(Problem requirements): Collect all the lines that mention the word "coordinate".

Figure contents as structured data
* * *

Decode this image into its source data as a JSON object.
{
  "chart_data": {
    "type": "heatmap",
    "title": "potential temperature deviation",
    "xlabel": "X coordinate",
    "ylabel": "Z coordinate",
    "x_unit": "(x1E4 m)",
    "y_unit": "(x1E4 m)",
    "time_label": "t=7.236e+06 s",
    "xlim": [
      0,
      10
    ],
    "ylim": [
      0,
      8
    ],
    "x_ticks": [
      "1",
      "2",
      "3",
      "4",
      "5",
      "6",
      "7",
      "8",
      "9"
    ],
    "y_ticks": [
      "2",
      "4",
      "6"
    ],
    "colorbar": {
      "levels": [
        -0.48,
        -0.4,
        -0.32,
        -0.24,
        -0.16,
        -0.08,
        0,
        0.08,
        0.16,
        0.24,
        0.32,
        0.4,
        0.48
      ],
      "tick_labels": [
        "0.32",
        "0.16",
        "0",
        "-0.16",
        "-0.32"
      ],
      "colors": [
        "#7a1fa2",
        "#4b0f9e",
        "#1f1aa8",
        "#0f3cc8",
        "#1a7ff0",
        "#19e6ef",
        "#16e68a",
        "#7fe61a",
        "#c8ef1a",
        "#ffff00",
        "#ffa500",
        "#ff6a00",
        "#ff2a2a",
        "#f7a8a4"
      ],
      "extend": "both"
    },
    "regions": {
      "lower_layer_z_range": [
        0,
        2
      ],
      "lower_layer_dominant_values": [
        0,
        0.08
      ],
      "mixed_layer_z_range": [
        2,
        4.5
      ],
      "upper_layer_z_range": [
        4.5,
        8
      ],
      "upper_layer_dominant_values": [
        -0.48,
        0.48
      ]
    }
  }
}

* * *

(Solution to this task):
    "xlabel": "X coordinate",
    "ylabel": "Z coordinate",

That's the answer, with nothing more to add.